The request ::
Can you duplicate, verbatim, the lines of the listing from the one containing "x-tick-label: 0.5: [261, 181, 266, 185]" through the one containing "product-selector-label: Product Selector: [4, 384, 86, 396]", inclusive?

=== Working data ===

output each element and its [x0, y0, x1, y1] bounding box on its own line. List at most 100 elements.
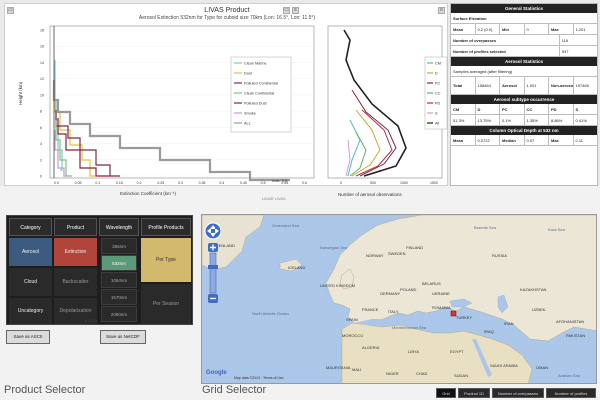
x-tick-label: 0.5: [261, 181, 266, 185]
map-place-label: MAURITANIA: [326, 365, 351, 370]
map-place-label: TURKEY: [456, 315, 473, 320]
aod-header: Column Optical Depth at 532 nm: [451, 126, 597, 135]
y-tick-label: 10: [40, 93, 44, 97]
stats-cell: Total: [451, 77, 476, 94]
legend-label: Polluted Continental: [244, 82, 278, 86]
header-category: Category: [9, 218, 52, 236]
legend-label: Polluted Dust: [244, 102, 268, 106]
right-legend-label: D: [435, 72, 438, 76]
legend-label: Smoke: [244, 112, 256, 116]
stats-cell: Surface Elevation: [453, 16, 487, 21]
right-legend-label: All: [435, 122, 439, 126]
stats-row: Mean 0.2 (0.0) Min 0 Max 1.201: [451, 24, 597, 35]
product-1d-button[interactable]: Product 1D: [458, 388, 490, 398]
subtype-header: Aerosol subtype occurrence: [451, 95, 597, 104]
stats-cell: 0.41%: [575, 118, 587, 123]
category-aerosol[interactable]: Aerosol: [9, 238, 52, 266]
save-netcdf-button[interactable]: Save as NetCDF: [100, 330, 146, 344]
stats-cell: 0.1%: [500, 115, 525, 125]
map-place-label: SUDAN: [454, 373, 469, 378]
wavelength-532[interactable]: 532nm: [101, 255, 137, 271]
stats-cell: 0.2 (0.0): [476, 24, 500, 34]
map-ocean-label: Barents Sea: [474, 225, 497, 230]
category-uncategory[interactable]: Uncategory: [9, 298, 52, 324]
map-place-label: ITALY: [388, 309, 399, 314]
stats-row: CM D PC CC PD S: [451, 104, 597, 115]
right-legend-label: CM: [435, 62, 441, 66]
product-selector-table: Category Product Wavelength Profile Prod…: [6, 215, 193, 325]
map-place-label: RUSSIA: [492, 253, 507, 258]
stats-cell: 0: [525, 24, 549, 34]
map-place-label: POLAND: [400, 287, 417, 292]
profiles-button[interactable]: Number of profiles: [546, 388, 596, 398]
right-x-tick-label: 0: [340, 181, 342, 185]
right-x-tick-label: 500: [370, 181, 376, 185]
map-place-label: EGYPT: [450, 349, 464, 354]
stats-cell: 1.001: [525, 77, 549, 94]
stats-cell: Mean: [451, 24, 476, 34]
x-tick-label: 0.0: [54, 181, 59, 185]
stats-panel: General Statistics Surface Elevation Mea…: [450, 3, 598, 186]
legend-label: Dust: [244, 72, 253, 76]
x-tick-label: 0.15: [116, 181, 123, 185]
right-x-tick-label: 1500: [430, 181, 438, 185]
map-place-label: OMAN: [536, 365, 548, 370]
category-cloud[interactable]: Cloud: [9, 268, 52, 296]
product-selector-label: Product Selector: [4, 384, 86, 396]
stats-cell: 1.201: [575, 27, 586, 32]
map-place-label: PAKISTAN: [566, 333, 586, 338]
zoom-slider-handle[interactable]: [208, 265, 218, 269]
header-wavelength: Wavelength: [99, 218, 139, 236]
map-ocean-label: Kara Sea: [548, 227, 565, 232]
stats-cell: 116: [561, 38, 569, 43]
overpasses-button[interactable]: Number of overpasses: [492, 388, 544, 398]
wavelength-355[interactable]: 355nm: [101, 238, 137, 254]
map-zoom-control: [204, 222, 222, 303]
stats-cell: PD: [549, 104, 574, 114]
map-place-label: KAZAKHSTAN: [520, 287, 547, 292]
grid-selector-label: Grid Selector: [202, 384, 267, 396]
wavelength-1064[interactable]: 1064nm: [101, 272, 137, 288]
stats-cell: CM: [451, 104, 476, 114]
x-tick-label: 0.35: [199, 181, 206, 185]
profile-per-type[interactable]: Per Type: [141, 238, 191, 282]
general-stats-header: General Statistics: [451, 4, 597, 13]
product-extinction[interactable]: Extinction: [54, 238, 97, 266]
stats-cell: Min: [500, 24, 525, 34]
product-backscatter[interactable]: Backscatter: [54, 268, 97, 296]
y-tick-label: 18: [40, 29, 44, 33]
wavelength-1570[interactable]: 1570nm: [101, 289, 137, 305]
right-legend-label: PC: [435, 82, 441, 86]
map-place-label: MALI: [352, 367, 362, 372]
left-xlabel: Extinction Coefficient (km⁻¹): [120, 191, 177, 196]
stats-cell: Max: [549, 135, 574, 145]
map-place-label: SWEDEN: [388, 251, 406, 256]
stats-cell: 13.75%: [476, 115, 500, 125]
x-tick-label: 0.25: [157, 181, 164, 185]
profile-per-season[interactable]: Per Season: [141, 284, 191, 324]
map-place-label: ROMANIA: [432, 305, 451, 310]
stats-cell: D: [476, 104, 500, 114]
stats-cell: 158464: [476, 77, 500, 94]
grid-map[interactable]: GREENLAND ICELAND NORWAY SWEDEN FINLAND RUSSI…: [201, 214, 597, 384]
right-plot: Number of aerosol observations 0 500 1000 1…: [327, 25, 448, 197]
stats-cell: Number of overpasses: [451, 35, 560, 45]
stats-cell: S: [575, 107, 579, 112]
map-place-label: AFGHANISTAN: [556, 319, 585, 324]
y-tick-label: 16: [40, 45, 44, 49]
zoom-slider-track[interactable]: [209, 252, 217, 294]
map-place-label: FRANCE: [362, 307, 379, 312]
stats-cell: 0.11: [575, 138, 584, 143]
stats-cell: 1.35%: [525, 115, 549, 125]
stats-cell: 537: [561, 49, 569, 54]
wavelength-2050[interactable]: 2050nm: [101, 306, 137, 322]
stats-cell: Number of profiles selected: [451, 46, 560, 56]
left-plot: Height (km) Extinction Coefficient (km⁻¹…: [18, 25, 315, 196]
stats-cell: Samples averaged (after filtering): [453, 69, 513, 74]
grid-button[interactable]: Grid: [436, 388, 456, 398]
map-ocean-label: Arabian Sea: [558, 373, 581, 378]
save-ascii-button[interactable]: Save as ASCII: [6, 330, 50, 344]
map-terms[interactable]: Map data ©2013 · Terms of Use: [234, 376, 284, 380]
right-xlabel: Number of aerosol observations: [338, 192, 403, 197]
land-africa: [341, 322, 533, 383]
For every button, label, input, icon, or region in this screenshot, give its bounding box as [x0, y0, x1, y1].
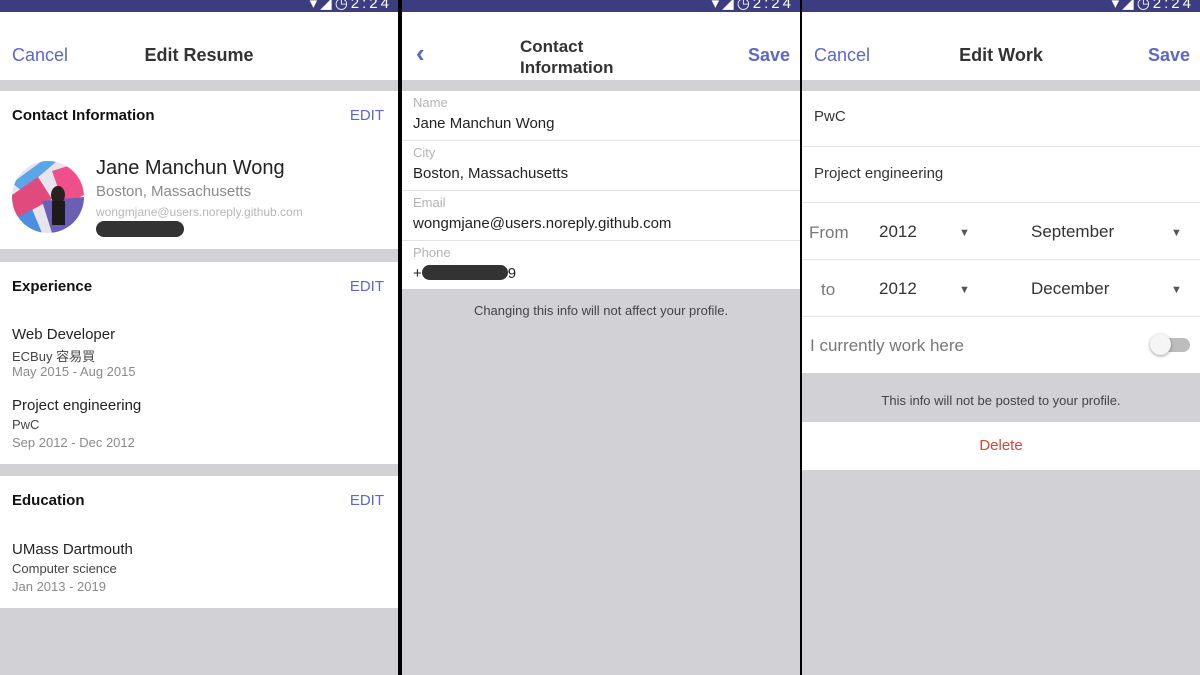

===

Exercise response ::
x-tick-label: 0.5: [261, 181, 266, 185]
map-place-label: MAURITANIA: [326, 365, 351, 370]
map-place-label: TURKEY: [456, 315, 473, 320]
aod-header: Column Optical Depth at 532 nm: [451, 126, 597, 135]
y-tick-label: 10: [40, 93, 44, 97]
stats-cell: Total: [451, 77, 476, 94]
legend-label: Polluted Continental: [244, 82, 278, 86]
header-category: Category: [9, 218, 52, 236]
legend-label: Polluted Dust: [244, 102, 268, 106]
right-legend-label: D: [435, 72, 438, 76]
legend-label: Smoke: [244, 112, 256, 116]
stats-cell: Surface Elevation: [453, 16, 487, 21]
right-legend-label: All: [435, 122, 439, 126]
stats-row: Mean 0.2 (0.0) Min 0 Max 1.201: [451, 24, 597, 35]
product-1d-button[interactable]: Product 1D: [458, 388, 490, 398]
subtype-header: Aerosol subtype occurrence: [451, 95, 597, 104]
stats-cell: 0.41%: [575, 118, 587, 123]
category-aerosol[interactable]: Aerosol: [9, 238, 52, 266]
save-netcdf-button[interactable]: Save as NetCDF: [100, 330, 146, 344]
stats-cell: 0.1%: [500, 115, 525, 125]
map-place-label: SUDAN: [454, 373, 469, 378]
wavelength-532[interactable]: 532nm: [101, 255, 137, 271]
stats-cell: 0.2 (0.0): [476, 24, 500, 34]
map-ocean-label: Barents Sea: [474, 225, 497, 230]
category-uncategory[interactable]: Uncategory: [9, 298, 52, 324]
map-place-label: ITALY: [388, 309, 399, 314]
stats-row: CM D PC CC PD S: [451, 104, 597, 115]
right-legend-label: CM: [435, 62, 441, 66]
product-selector-table: Category Product Wavelength Profile Prod…: [6, 215, 193, 325]
map-place-label: RUSSIA: [492, 253, 507, 258]
stats-cell: 0: [525, 24, 549, 34]
map-place-label: POLAND: [400, 287, 417, 292]
profiles-button[interactable]: Number of profiles: [546, 388, 596, 398]
right-x-tick-label: 0: [340, 181, 342, 185]
right-x-tick-label: 500: [370, 181, 376, 185]
map-place-label: EGYPT: [450, 349, 464, 354]
stats-cell: 1.001: [525, 77, 549, 94]
stats-cell: Mean: [451, 24, 476, 34]
x-tick-label: 0.0: [54, 181, 59, 185]
stats-panel: General Statistics Surface Elevation Mea…: [450, 3, 598, 186]
legend-label: Dust: [244, 72, 253, 76]
x-tick-label: 0.15: [116, 181, 123, 185]
right-x-tick-label: 1500: [430, 181, 438, 185]
map-place-label: OMAN: [536, 365, 548, 370]
category-cloud[interactable]: Cloud: [9, 268, 52, 296]
product-selector-label: Product Selector: [4, 384, 86, 396]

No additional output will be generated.